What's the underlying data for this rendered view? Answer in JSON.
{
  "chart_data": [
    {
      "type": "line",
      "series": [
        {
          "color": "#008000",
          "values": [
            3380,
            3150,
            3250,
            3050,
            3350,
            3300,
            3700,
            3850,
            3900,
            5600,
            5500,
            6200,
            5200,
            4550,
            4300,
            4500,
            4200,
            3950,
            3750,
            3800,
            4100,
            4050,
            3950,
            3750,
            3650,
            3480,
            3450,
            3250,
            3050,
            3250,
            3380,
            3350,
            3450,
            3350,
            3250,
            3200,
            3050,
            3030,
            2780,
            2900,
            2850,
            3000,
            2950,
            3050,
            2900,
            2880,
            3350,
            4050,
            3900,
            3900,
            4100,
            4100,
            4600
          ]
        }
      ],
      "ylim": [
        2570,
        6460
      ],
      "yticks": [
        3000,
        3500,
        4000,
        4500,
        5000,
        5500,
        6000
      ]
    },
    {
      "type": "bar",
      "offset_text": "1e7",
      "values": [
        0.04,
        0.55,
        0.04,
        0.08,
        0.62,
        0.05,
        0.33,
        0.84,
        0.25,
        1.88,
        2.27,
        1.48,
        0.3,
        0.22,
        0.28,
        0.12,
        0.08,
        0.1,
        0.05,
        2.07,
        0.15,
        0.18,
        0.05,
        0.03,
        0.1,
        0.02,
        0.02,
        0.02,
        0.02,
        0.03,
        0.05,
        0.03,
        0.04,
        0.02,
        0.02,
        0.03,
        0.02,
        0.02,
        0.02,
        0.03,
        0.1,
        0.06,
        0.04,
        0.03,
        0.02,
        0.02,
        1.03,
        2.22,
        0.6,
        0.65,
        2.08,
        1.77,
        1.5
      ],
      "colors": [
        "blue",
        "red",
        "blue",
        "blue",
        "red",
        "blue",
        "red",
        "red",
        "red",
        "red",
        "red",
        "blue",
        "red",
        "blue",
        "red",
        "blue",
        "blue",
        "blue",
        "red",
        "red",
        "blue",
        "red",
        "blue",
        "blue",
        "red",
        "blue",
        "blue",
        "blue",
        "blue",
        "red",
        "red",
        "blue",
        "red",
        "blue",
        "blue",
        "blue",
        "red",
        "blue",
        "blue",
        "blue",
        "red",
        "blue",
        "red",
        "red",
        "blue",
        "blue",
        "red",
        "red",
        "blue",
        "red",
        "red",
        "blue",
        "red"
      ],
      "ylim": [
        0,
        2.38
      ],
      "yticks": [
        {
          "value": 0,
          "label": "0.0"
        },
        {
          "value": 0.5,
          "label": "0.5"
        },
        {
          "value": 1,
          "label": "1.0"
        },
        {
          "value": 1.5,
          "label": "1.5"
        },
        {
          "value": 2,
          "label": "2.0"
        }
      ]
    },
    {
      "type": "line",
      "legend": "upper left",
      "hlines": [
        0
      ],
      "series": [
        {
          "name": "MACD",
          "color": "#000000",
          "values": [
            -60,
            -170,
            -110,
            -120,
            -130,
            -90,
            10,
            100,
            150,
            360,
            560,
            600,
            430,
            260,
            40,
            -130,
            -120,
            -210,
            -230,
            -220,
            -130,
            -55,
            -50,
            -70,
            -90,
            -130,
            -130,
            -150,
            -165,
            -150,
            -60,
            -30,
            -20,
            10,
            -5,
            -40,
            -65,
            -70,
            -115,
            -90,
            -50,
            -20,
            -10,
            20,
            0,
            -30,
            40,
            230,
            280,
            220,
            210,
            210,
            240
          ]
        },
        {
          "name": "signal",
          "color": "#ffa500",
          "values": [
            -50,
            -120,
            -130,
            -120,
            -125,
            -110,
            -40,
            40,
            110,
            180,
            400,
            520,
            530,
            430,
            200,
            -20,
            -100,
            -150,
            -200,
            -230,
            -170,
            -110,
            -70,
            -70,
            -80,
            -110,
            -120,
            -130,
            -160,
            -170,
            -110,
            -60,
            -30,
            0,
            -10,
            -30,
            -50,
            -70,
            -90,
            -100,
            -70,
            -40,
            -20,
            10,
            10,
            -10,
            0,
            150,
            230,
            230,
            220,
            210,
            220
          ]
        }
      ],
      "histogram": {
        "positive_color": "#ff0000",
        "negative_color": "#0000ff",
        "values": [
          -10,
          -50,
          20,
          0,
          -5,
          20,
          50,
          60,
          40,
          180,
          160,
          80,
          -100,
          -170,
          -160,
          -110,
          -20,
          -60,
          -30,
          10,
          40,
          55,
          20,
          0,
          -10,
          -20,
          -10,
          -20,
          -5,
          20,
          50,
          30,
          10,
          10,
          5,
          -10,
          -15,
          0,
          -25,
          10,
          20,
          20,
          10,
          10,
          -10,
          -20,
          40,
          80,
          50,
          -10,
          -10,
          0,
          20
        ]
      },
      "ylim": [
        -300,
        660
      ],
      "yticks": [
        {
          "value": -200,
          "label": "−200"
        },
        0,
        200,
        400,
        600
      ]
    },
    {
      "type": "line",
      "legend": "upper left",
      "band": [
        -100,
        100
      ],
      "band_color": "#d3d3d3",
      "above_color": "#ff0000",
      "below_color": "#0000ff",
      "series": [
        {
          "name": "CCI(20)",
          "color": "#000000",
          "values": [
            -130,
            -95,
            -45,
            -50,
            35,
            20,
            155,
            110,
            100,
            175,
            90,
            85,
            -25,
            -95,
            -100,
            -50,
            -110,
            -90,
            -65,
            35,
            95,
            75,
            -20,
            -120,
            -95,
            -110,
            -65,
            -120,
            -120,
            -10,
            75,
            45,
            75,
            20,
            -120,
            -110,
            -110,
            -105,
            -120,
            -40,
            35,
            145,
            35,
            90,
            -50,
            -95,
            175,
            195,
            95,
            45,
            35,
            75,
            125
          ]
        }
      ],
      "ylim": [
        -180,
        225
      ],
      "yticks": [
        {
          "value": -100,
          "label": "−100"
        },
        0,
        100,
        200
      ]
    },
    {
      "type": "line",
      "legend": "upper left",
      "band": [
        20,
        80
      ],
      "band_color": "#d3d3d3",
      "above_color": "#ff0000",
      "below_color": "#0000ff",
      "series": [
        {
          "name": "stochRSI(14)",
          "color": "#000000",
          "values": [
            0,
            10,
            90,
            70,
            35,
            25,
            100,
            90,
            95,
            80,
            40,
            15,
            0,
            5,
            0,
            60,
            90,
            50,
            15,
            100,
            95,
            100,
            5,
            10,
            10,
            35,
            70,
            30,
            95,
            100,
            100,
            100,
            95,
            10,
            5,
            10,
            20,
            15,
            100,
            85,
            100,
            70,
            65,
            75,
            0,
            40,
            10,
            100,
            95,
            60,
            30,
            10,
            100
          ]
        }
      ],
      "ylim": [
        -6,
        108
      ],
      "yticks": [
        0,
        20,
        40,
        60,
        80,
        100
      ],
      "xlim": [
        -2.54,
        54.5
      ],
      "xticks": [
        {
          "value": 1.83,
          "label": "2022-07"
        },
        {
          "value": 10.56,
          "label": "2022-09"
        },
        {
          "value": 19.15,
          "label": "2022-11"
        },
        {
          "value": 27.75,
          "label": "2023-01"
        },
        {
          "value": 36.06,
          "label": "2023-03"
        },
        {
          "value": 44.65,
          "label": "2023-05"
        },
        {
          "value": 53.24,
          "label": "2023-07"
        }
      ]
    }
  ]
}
☆ ☆ ☆ ☆ ☆
■ **Written instruction**
Repeat each of the entries above precisely as given.

■ **Response to the task**
What's the underlying data for this rendered view? Answer in JSON.
{
  "chart_data": [
    {
      "type": "line",
      "series": [
        {
          "color": "#008000",
          "values": [
            3380,
            3150,
            3250,
            3050,
            3350,
            3300,
            3700,
            3850,
            3900,
            5600,
            5500,
            6200,
            5200,
            4550,
            4300,
            4500,
            4200,
            3950,
            3750,
            3800,
            4100,
            4050,
            3950,
            3750,
            3650,
            3480,
            3450,
            3250,
            3050,
            3250,
            3380,
            3350,
            3450,
            3350,
            3250,
            3200,
            3050,
            3030,
            2780,
            2900,
            2850,
            3000,
            2950,
            3050,
            2900,
            2880,
            3350,
            4050,
            3900,
            3900,
            4100,
            4100,
            4600
          ]
        }
      ],
      "ylim": [
        2570,
        6460
      ],
      "yticks": [
        3000,
        3500,
        4000,
        4500,
        5000,
        5500,
        6000
      ]
    },
    {
      "type": "bar",
      "offset_text": "1e7",
      "values": [
        0.04,
        0.55,
        0.04,
        0.08,
        0.62,
        0.05,
        0.33,
        0.84,
        0.25,
        1.88,
        2.27,
        1.48,
        0.3,
        0.22,
        0.28,
        0.12,
        0.08,
        0.1,
        0.05,
        2.07,
        0.15,
        0.18,
        0.05,
        0.03,
        0.1,
        0.02,
        0.02,
        0.02,
        0.02,
        0.03,
        0.05,
        0.03,
        0.04,
        0.02,
        0.02,
        0.03,
        0.02,
        0.02,
        0.02,
        0.03,
        0.1,
        0.06,
        0.04,
        0.03,
        0.02,
        0.02,
        1.03,
        2.22,
        0.6,
        0.65,
        2.08,
        1.77,
        1.5
      ],
      "colors": [
        "blue",
        "red",
        "blue",
        "blue",
        "red",
        "blue",
        "red",
        "red",
        "red",
        "red",
        "red",
        "blue",
        "red",
        "blue",
        "red",
        "blue",
        "blue",
        "blue",
        "red",
        "red",
        "blue",
        "red",
        "blue",
        "blue",
        "red",
        "blue",
        "blue",
        "blue",
        "blue",
        "red",
        "red",
        "blue",
        "red",
        "blue",
        "blue",
        "blue",
        "red",
        "blue",
        "blue",
        "blue",
        "red",
        "blue",
        "red",
        "red",
        "blue",
        "blue",
        "red",
        "red",
        "blue",
        "red",
        "red",
        "blue",
        "red"
      ],
      "ylim": [
        0,
        2.38
      ],
      "yticks": [
        {
          "value": 0,
          "label": "0.0"
        },
        {
          "value": 0.5,
          "label": "0.5"
        },
        {
          "value": 1,
          "label": "1.0"
        },
        {
          "value": 1.5,
          "label": "1.5"
        },
        {
          "value": 2,
          "label": "2.0"
        }
      ]
    },
    {
      "type": "line",
      "legend": "upper left",
      "hlines": [
        0
      ],
      "series": [
        {
          "name": "MACD",
          "color": "#000000",
          "values": [
            -60,
            -170,
            -110,
            -120,
            -130,
            -90,
            10,
            100,
            150,
            360,
            560,
            600,
            430,
            260,
            40,
            -130,
            -120,
            -210,
            -230,
            -220,
            -130,
            -55,
            -50,
            -70,
            -90,
            -130,
            -130,
            -150,
            -165,
            -150,
            -60,
            -30,
            -20,
            10,
            -5,
            -40,
            -65,
            -70,
            -115,
            -90,
            -50,
            -20,
            -10,
            20,
            0,
            -30,
            40,
            230,
            280,
            220,
            210,
            210,
            240
          ]
        },
        {
          "name": "signal",
          "color": "#ffa500",
          "values": [
            -50,
            -120,
            -130,
            -120,
            -125,
            -110,
            -40,
            40,
            110,
            180,
            400,
            520,
            530,
            430,
            200,
            -20,
            -100,
            -150,
            -200,
            -230,
            -170,
            -110,
            -70,
            -70,
            -80,
            -110,
            -120,
            -130,
            -160,
            -170,
            -110,
            -60,
            -30,
            0,
            -10,
            -30,
            -50,
            -70,
            -90,
            -100,
            -70,
            -40,
            -20,
            10,
            10,
            -10,
            0,
            150,
            230,
            230,
            220,
            210,
            220
          ]
        }
      ],
      "histogram": {
        "positive_color": "#ff0000",
        "negative_color": "#0000ff",
        "values": [
          -10,
          -50,
          20,
          0,
          -5,
          20,
          50,
          60,
          40,
          180,
          160,
          80,
          -100,
          -170,
          -160,
          -110,
          -20,
          -60,
          -30,
          10,
          40,
          55,
          20,
          0,
          -10,
          -20,
          -10,
          -20,
          -5,
          20,
          50,
          30,
          10,
          10,
          5,
          -10,
          -15,
          0,
          -25,
          10,
          20,
          20,
          10,
          10,
          -10,
          -20,
          40,
          80,
          50,
          -10,
          -10,
          0,
          20
        ]
      },
      "ylim": [
        -300,
        660
      ],
      "yticks": [
        {
          "value": -200,
          "label": "−200"
        },
        0,
        200,
        400,
        600
      ]
    },
    {
      "type": "line",
      "legend": "upper left",
      "band": [
        -100,
        100
      ],
      "band_color": "#d3d3d3",
      "above_color": "#ff0000",
      "below_color": "#0000ff",
      "series": [
        {
          "name": "CCI(20)",
          "color": "#000000",
          "values": [
            -130,
            -95,
            -45,
            -50,
            35,
            20,
            155,
            110,
            100,
            175,
            90,
            85,
            -25,
            -95,
            -100,
            -50,
            -110,
            -90,
            -65,
            35,
            95,
            75,
            -20,
            -120,
            -95,
            -110,
            -65,
            -120,
            -120,
            -10,
            75,
            45,
            75,
            20,
            -120,
            -110,
            -110,
            -105,
            -120,
            -40,
            35,
            145,
            35,
            90,
            -50,
            -95,
            175,
            195,
            95,
            45,
            35,
            75,
            125
          ]
        }
      ],
      "ylim": [
        -180,
        225
      ],
      "yticks": [
        {
          "value": -100,
          "label": "−100"
        },
        0,
        100,
        200
      ]
    },
    {
      "type": "line",
      "legend": "upper left",
      "band": [
        20,
        80
      ],
      "band_color": "#d3d3d3",
      "above_color": "#ff0000",
      "below_color": "#0000ff",
      "series": [
        {
          "name": "stochRSI(14)",
          "color": "#000000",
          "values": [
            0,
            10,
            90,
            70,
            35,
            25,
            100,
            90,
            95,
            80,
            40,
            15,
            0,
            5,
            0,
            60,
            90,
            50,
            15,
            100,
            95,
            100,
            5,
            10,
            10,
            35,
            70,
            30,
            95,
            100,
            100,
            100,
            95,
            10,
            5,
            10,
            20,
            15,
            100,
            85,
            100,
            70,
            65,
            75,
            0,
            40,
            10,
            100,
            95,
            60,
            30,
            10,
            100
          ]
        }
      ],
      "ylim": [
        -6,
        108
      ],
      "yticks": [
        0,
        20,
        40,
        60,
        80,
        100
      ],
      "xlim": [
        -2.54,
        54.5
      ],
      "xticks": [
        {
          "value": 1.83,
          "label": "2022-07"
        },
        {
          "value": 10.56,
          "label": "2022-09"
        },
        {
          "value": 19.15,
          "label": "2022-11"
        },
        {
          "value": 27.75,
          "label": "2023-01"
        },
        {
          "value": 36.06,
          "label": "2023-03"
        },
        {
          "value": 44.65,
          "label": "2023-05"
        },
        {
          "value": 53.24,
          "label": "2023-07"
        }
      ]
    }
  ]
}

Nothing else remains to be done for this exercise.